- What is being asked: Write the data below out exactly as it stands. Do not include the pictures.

Stored records

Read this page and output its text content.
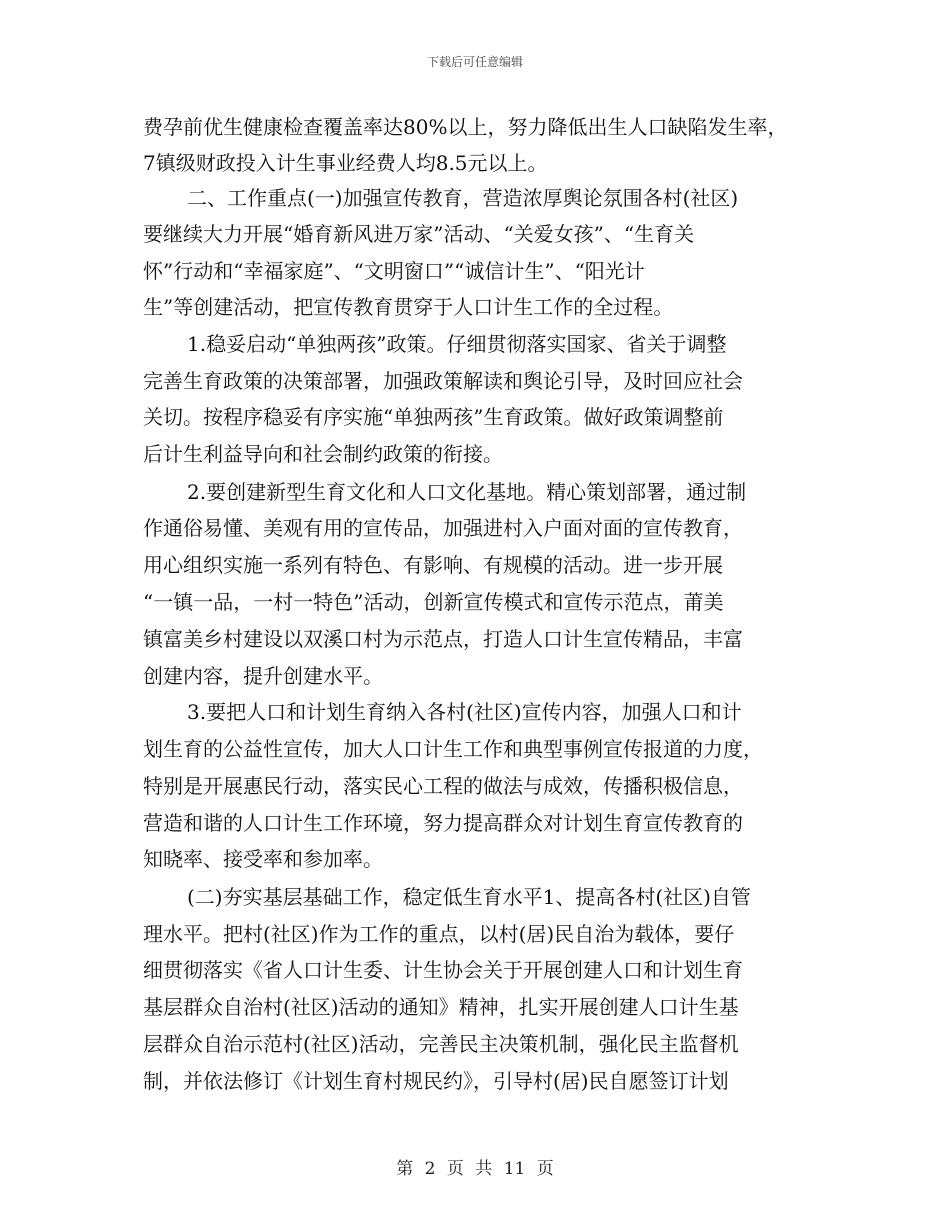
下载后可任意编辑
费孕前优生健康检查覆盖率达80%以上，努力降低出生人口缺陷发生率，
7镇级财政投入计生事业经费人均8.5元以上。
二、工作重点(一)加强宣传教育，营造浓厚舆论氛围各村(社区)
要继续大力开展“婚育新风进万家”活动、“关爱女孩”、“生育关
怀”行动和“幸福家庭”、“文明窗口”“诚信计生”、“阳光计
生”等创建活动，把宣传教育贯穿于人口计生工作的全过程。
1.稳妥启动“单独两孩”政策。仔细贯彻落实国家、省关于调整
完善生育政策的决策部署，加强政策解读和舆论引导，及时回应社会
关切。按程序稳妥有序实施“单独两孩”生育政策。做好政策调整前
后计生利益导向和社会制约政策的衔接。
2.要创建新型生育文化和人口文化基地。精心策划部署，通过制
作通俗易懂、美观有用的宣传品，加强进村入户面对面的宣传教育，
用心组织实施一系列有特色、有影响、有规模的活动。进一步开展
“一镇一品，一村一特色”活动，创新宣传模式和宣传示范点，莆美
镇富美乡村建设以双溪口村为示范点，打造人口计生宣传精品，丰富
创建内容，提升创建水平。
3.要把人口和计划生育纳入各村(社区)宣传内容，加强人口和计
划生育的公益性宣传，加大人口计生工作和典型事例宣传报道的力度，
特别是开展惠民行动，落实民心工程的做法与成效，传播积极信息，
营造和谐的人口计生工作环境，努力提高群众对计划生育宣传教育的
知晓率、接受率和参加率。
(二)夯实基层基础工作，稳定低生育水平1、提高各村(社区)自管
理水平。把村(社区)作为工作的重点，以村(居)民自治为载体，要仔
细贯彻落实《省人口计生委、计生协会关于开展创建人口和计划生育
基层群众自治村(社区)活动的通知》精神，扎实开展创建人口计生基
层群众自治示范村(社区)活动，完善民主决策机制，强化民主监督机
制，并依法修订《计划生育村规民约》，引导村(居)民自愿签订计划
第 2 页 共 11 页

- Worked answer:
Read this page and output its text content.
下载后可任意编辑
费孕前优生健康检查覆盖率达80%以上，努力降低出生人口缺陷发生率，
7镇级财政投入计生事业经费人均8.5元以上。
二、工作重点(一)加强宣传教育，营造浓厚舆论氛围各村(社区)
要继续大力开展“婚育新风进万家”活动、“关爱女孩”、“生育关
怀”行动和“幸福家庭”、“文明窗口”“诚信计生”、“阳光计
生”等创建活动，把宣传教育贯穿于人口计生工作的全过程。
1.稳妥启动“单独两孩”政策。仔细贯彻落实国家、省关于调整
完善生育政策的决策部署，加强政策解读和舆论引导，及时回应社会
关切。按程序稳妥有序实施“单独两孩”生育政策。做好政策调整前
后计生利益导向和社会制约政策的衔接。
2.要创建新型生育文化和人口文化基地。精心策划部署，通过制
作通俗易懂、美观有用的宣传品，加强进村入户面对面的宣传教育，
用心组织实施一系列有特色、有影响、有规模的活动。进一步开展
“一镇一品，一村一特色”活动，创新宣传模式和宣传示范点，莆美
镇富美乡村建设以双溪口村为示范点，打造人口计生宣传精品，丰富
创建内容，提升创建水平。
3.要把人口和计划生育纳入各村(社区)宣传内容，加强人口和计
划生育的公益性宣传，加大人口计生工作和典型事例宣传报道的力度，
特别是开展惠民行动，落实民心工程的做法与成效，传播积极信息，
营造和谐的人口计生工作环境，努力提高群众对计划生育宣传教育的
知晓率、接受率和参加率。
(二)夯实基层基础工作，稳定低生育水平1、提高各村(社区)自管
理水平。把村(社区)作为工作的重点，以村(居)民自治为载体，要仔
细贯彻落实《省人口计生委、计生协会关于开展创建人口和计划生育
基层群众自治村(社区)活动的通知》精神，扎实开展创建人口计生基
层群众自治示范村(社区)活动，完善民主决策机制，强化民主监督机
制，并依法修订《计划生育村规民约》，引导村(居)民自愿签订计划
第 2 页 共 11 页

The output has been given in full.